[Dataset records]
--- START ---

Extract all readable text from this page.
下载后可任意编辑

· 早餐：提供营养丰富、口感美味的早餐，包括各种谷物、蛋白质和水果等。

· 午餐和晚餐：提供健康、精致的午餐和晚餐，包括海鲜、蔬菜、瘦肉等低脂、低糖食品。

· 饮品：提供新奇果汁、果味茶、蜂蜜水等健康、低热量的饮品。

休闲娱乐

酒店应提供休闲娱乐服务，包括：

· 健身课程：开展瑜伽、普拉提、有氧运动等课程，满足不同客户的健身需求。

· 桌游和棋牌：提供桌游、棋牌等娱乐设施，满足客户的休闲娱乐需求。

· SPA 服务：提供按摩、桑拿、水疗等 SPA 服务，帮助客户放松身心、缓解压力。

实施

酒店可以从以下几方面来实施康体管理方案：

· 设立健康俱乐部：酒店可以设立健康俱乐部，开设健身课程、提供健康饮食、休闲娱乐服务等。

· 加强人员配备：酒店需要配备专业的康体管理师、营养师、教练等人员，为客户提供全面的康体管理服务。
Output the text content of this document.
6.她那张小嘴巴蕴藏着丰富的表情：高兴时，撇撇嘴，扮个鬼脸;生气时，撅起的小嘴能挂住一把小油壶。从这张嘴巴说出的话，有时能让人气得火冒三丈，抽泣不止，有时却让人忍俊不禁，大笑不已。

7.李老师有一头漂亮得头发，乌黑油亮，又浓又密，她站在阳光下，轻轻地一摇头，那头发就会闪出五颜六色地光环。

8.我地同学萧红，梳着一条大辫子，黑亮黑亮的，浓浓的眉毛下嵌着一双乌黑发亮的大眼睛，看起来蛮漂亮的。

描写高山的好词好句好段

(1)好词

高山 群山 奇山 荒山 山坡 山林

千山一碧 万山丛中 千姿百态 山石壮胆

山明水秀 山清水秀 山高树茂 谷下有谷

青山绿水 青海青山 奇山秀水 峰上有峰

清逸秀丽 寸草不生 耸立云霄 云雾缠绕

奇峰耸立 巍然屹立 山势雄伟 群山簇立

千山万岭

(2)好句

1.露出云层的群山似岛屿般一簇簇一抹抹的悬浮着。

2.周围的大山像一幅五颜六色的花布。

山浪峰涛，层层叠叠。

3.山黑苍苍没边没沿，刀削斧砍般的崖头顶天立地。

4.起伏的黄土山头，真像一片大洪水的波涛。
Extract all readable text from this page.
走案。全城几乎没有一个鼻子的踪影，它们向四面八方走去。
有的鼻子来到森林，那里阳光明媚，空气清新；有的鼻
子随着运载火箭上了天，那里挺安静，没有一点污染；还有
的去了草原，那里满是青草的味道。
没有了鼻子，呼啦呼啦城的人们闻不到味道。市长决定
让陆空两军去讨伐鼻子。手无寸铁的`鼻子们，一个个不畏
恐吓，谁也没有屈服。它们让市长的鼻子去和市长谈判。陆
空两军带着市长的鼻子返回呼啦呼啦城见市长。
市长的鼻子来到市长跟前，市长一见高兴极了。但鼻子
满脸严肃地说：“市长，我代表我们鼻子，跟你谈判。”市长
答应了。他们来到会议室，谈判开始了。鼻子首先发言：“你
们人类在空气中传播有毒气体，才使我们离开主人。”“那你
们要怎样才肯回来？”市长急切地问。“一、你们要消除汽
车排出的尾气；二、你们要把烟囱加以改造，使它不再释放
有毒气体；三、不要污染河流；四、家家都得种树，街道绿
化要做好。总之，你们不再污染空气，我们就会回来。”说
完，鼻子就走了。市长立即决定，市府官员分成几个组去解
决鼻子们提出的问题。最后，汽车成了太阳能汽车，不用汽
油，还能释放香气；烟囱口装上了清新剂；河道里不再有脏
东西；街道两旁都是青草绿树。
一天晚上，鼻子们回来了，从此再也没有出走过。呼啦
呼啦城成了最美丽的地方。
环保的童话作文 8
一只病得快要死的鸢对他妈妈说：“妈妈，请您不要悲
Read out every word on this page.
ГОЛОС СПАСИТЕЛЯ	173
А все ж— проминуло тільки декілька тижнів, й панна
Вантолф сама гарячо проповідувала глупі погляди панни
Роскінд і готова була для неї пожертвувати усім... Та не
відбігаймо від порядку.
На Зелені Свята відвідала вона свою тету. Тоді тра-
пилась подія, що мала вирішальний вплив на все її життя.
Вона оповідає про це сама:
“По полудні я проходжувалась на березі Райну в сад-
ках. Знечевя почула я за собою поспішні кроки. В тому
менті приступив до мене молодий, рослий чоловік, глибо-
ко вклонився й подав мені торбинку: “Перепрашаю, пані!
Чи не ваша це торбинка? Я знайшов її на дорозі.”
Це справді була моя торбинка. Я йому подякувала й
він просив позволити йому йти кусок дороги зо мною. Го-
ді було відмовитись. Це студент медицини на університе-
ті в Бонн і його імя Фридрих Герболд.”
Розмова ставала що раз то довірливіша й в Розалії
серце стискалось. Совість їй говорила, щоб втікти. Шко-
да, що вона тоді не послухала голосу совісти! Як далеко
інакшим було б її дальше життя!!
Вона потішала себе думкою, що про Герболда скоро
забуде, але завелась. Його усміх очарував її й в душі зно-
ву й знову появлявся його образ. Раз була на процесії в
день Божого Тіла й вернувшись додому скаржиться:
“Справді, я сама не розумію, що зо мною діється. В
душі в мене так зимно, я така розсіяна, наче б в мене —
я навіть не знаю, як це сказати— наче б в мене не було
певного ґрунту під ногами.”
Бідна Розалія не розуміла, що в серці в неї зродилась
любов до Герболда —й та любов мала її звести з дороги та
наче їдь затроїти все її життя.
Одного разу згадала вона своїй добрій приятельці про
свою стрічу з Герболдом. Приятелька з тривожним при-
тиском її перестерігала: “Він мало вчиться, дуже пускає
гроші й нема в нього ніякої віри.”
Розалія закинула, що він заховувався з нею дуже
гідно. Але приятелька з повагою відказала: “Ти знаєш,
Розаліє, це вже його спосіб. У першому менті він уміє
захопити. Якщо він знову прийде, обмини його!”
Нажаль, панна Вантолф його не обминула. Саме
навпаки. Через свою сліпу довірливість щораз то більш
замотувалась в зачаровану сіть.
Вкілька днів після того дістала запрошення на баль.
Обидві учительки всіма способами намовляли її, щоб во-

--- END ---

◆ EXERCISE
Transcribe every entry exactly.

◆ THE ANSWER
Extract all readable text from this page.
下载后可任意编辑

· 早餐：提供营养丰富、口感美味的早餐，包括各种谷物、蛋白质和水果等。

· 午餐和晚餐：提供健康、精致的午餐和晚餐，包括海鲜、蔬菜、瘦肉等低脂、低糖食品。

· 饮品：提供新奇果汁、果味茶、蜂蜜水等健康、低热量的饮品。

休闲娱乐

酒店应提供休闲娱乐服务，包括：

· 健身课程：开展瑜伽、普拉提、有氧运动等课程，满足不同客户的健身需求。

· 桌游和棋牌：提供桌游、棋牌等娱乐设施，满足客户的休闲娱乐需求。

· SPA 服务：提供按摩、桑拿、水疗等 SPA 服务，帮助客户放松身心、缓解压力。

实施

酒店可以从以下几方面来实施康体管理方案：

· 设立健康俱乐部：酒店可以设立健康俱乐部，开设健身课程、提供健康饮食、休闲娱乐服务等。

· 加强人员配备：酒店需要配备专业的康体管理师、营养师、教练等人员，为客户提供全面的康体管理服务。
Output the text content of this document.
6.她那张小嘴巴蕴藏着丰富的表情：高兴时，撇撇嘴，扮个鬼脸;生气时，撅起的小嘴能挂住一把小油壶。从这张嘴巴说出的话，有时能让人气得火冒三丈，抽泣不止，有时却让人忍俊不禁，大笑不已。

7.李老师有一头漂亮得头发，乌黑油亮，又浓又密，她站在阳光下，轻轻地一摇头，那头发就会闪出五颜六色地光环。

8.我地同学萧红，梳着一条大辫子，黑亮黑亮的，浓浓的眉毛下嵌着一双乌黑发亮的大眼睛，看起来蛮漂亮的。

描写高山的好词好句好段

(1)好词

高山 群山 奇山 荒山 山坡 山林

千山一碧 万山丛中 千姿百态 山石壮胆

山明水秀 山清水秀 山高树茂 谷下有谷

青山绿水 青海青山 奇山秀水 峰上有峰

清逸秀丽 寸草不生 耸立云霄 云雾缠绕

奇峰耸立 巍然屹立 山势雄伟 群山簇立

千山万岭

(2)好句

1.露出云层的群山似岛屿般一簇簇一抹抹的悬浮着。

2.周围的大山像一幅五颜六色的花布。

山浪峰涛，层层叠叠。

3.山黑苍苍没边没沿，刀削斧砍般的崖头顶天立地。

4.起伏的黄土山头，真像一片大洪水的波涛。
Extract all readable text from this page.
走案。全城几乎没有一个鼻子的踪影，它们向四面八方走去。
有的鼻子来到森林，那里阳光明媚，空气清新；有的鼻
子随着运载火箭上了天，那里挺安静，没有一点污染；还有
的去了草原，那里满是青草的味道。
没有了鼻子，呼啦呼啦城的人们闻不到味道。市长决定
让陆空两军去讨伐鼻子。手无寸铁的`鼻子们，一个个不畏
恐吓，谁也没有屈服。它们让市长的鼻子去和市长谈判。陆
空两军带着市长的鼻子返回呼啦呼啦城见市长。
市长的鼻子来到市长跟前，市长一见高兴极了。但鼻子
满脸严肃地说：“市长，我代表我们鼻子，跟你谈判。”市长
答应了。他们来到会议室，谈判开始了。鼻子首先发言：“你
们人类在空气中传播有毒气体，才使我们离开主人。”“那你
们要怎样才肯回来？”市长急切地问。“一、你们要消除汽
车排出的尾气；二、你们要把烟囱加以改造，使它不再释放
有毒气体；三、不要污染河流；四、家家都得种树，街道绿
化要做好。总之，你们不再污染空气，我们就会回来。”说
完，鼻子就走了。市长立即决定，市府官员分成几个组去解
决鼻子们提出的问题。最后，汽车成了太阳能汽车，不用汽
油，还能释放香气；烟囱口装上了清新剂；河道里不再有脏
东西；街道两旁都是青草绿树。
一天晚上，鼻子们回来了，从此再也没有出走过。呼啦
呼啦城成了最美丽的地方。
环保的童话作文 8
一只病得快要死的鸢对他妈妈说：“妈妈，请您不要悲
Read out every word on this page.
ГОЛОС СПАСИТЕЛЯ	173
А все ж— проминуло тільки декілька тижнів, й панна
Вантолф сама гарячо проповідувала глупі погляди панни
Роскінд і готова була для неї пожертвувати усім... Та не
відбігаймо від порядку.
На Зелені Свята відвідала вона свою тету. Тоді тра-
пилась подія, що мала вирішальний вплив на все її життя.
Вона оповідає про це сама:
“По полудні я проходжувалась на березі Райну в сад-
ках. Знечевя почула я за собою поспішні кроки. В тому
менті приступив до мене молодий, рослий чоловік, глибо-
ко вклонився й подав мені торбинку: “Перепрашаю, пані!
Чи не ваша це торбинка? Я знайшов її на дорозі.”
Це справді була моя торбинка. Я йому подякувала й
він просив позволити йому йти кусок дороги зо мною. Го-
ді було відмовитись. Це студент медицини на університе-
ті в Бонн і його імя Фридрих Герболд.”
Розмова ставала що раз то довірливіша й в Розалії
серце стискалось. Совість їй говорила, щоб втікти. Шко-
да, що вона тоді не послухала голосу совісти! Як далеко
інакшим було б її дальше життя!!
Вона потішала себе думкою, що про Герболда скоро
забуде, але завелась. Його усміх очарував її й в душі зно-
ву й знову появлявся його образ. Раз була на процесії в
день Божого Тіла й вернувшись додому скаржиться:
“Справді, я сама не розумію, що зо мною діється. В
душі в мене так зимно, я така розсіяна, наче б в мене —
я навіть не знаю, як це сказати— наче б в мене не було
певного ґрунту під ногами.”
Бідна Розалія не розуміла, що в серці в неї зродилась
любов до Герболда —й та любов мала її звести з дороги та
наче їдь затроїти все її життя.
Одного разу згадала вона своїй добрій приятельці про
свою стрічу з Герболдом. Приятелька з тривожним при-
тиском її перестерігала: “Він мало вчиться, дуже пускає
гроші й нема в нього ніякої віри.”
Розалія закинула, що він заховувався з нею дуже
гідно. Але приятелька з повагою відказала: “Ти знаєш,
Розаліє, це вже його спосіб. У першому менті він уміє
захопити. Якщо він знову прийде, обмини його!”
Нажаль, панна Вантолф його не обминула. Саме
навпаки. Через свою сліпу довірливість щораз то більш
замотувалась в зачаровану сіть.
Вкілька днів після того дістала запрошення на баль.
Обидві учительки всіма способами намовляли її, щоб во-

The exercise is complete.